**Records from a data collection**
%%

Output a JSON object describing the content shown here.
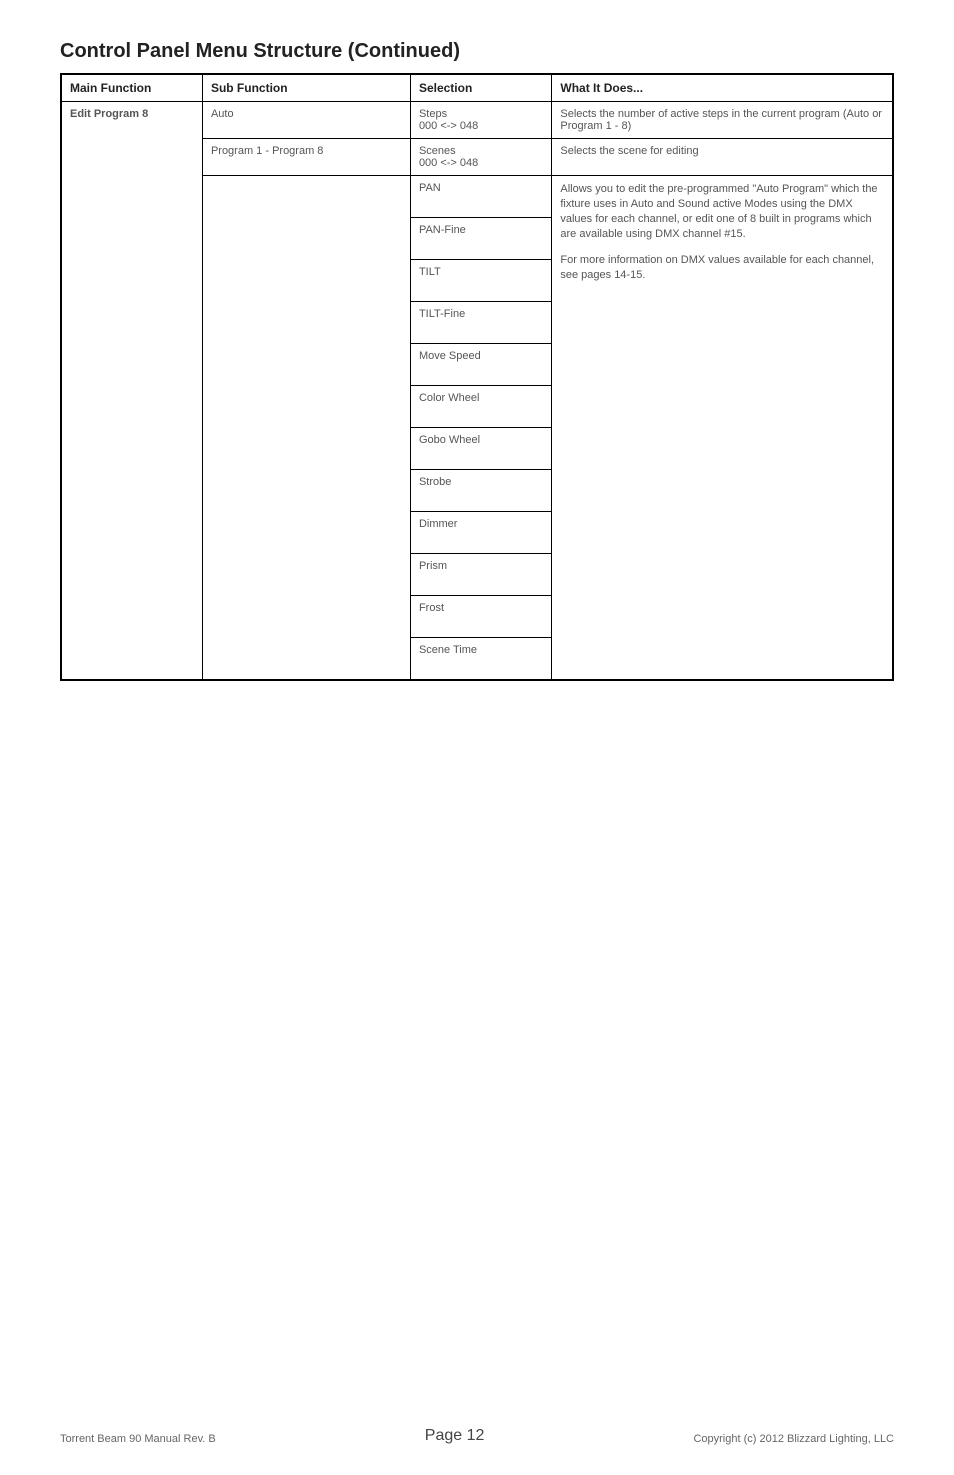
{
  "title": "Control Panel Menu Structure (Continued)",
  "headers": {
    "mainFunction": "Main Function",
    "subFunction": "Sub Function",
    "selection": "Selection",
    "whatItDoes": "What It Does..."
  },
  "rows": {
    "mainFunction": "Edit Program 8",
    "sub1": "Auto",
    "sel1": "Steps\n000 <-> 048",
    "desc1": "Selects the number of active steps in the current program (Auto or Program 1 - 8)",
    "sub2": "Program 1 - Program 8",
    "sel2": "Scenes\n000 <-> 048",
    "desc2": "Selects the scene for editing",
    "selections": [
      "PAN",
      "PAN-Fine",
      "TILT",
      "TILT-Fine",
      "Move Speed",
      "Color Wheel",
      "Gobo Wheel",
      "Strobe",
      "Dimmer",
      "Prism",
      "Frost",
      "Scene Time"
    ],
    "desc3a": "Allows you to edit the pre-programmed \"Auto Program\" which the fixture uses in Auto and Sound active Modes using the DMX values for each channel, or edit one of 8 built in programs which are available using DMX channel #15.",
    "desc3b": "For more information on DMX values available for each channel, see pages 14-15."
  },
  "footer": {
    "left": "Torrent Beam 90 Manual Rev. B",
    "center": "Page 12",
    "right": "Copyright (c) 2012 Blizzard Lighting, LLC"
  }
}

%%

In the entries above, identify every line with the string "Program".

**ANSWER TO THIS PROBLEM**
    "mainFunction": "Edit Program 8",
    "desc1": "Selects the number of active steps in the current program (Auto or Program 1 - 8)",
    "sub2": "Program 1 - Program 8",
    "desc3a": "Allows you to edit the pre-programmed \"Auto Program\" which the fixture uses in Auto and Sound active Modes using the DMX values for each channel, or edit one of 8 built in programs which are available using DMX channel #15.",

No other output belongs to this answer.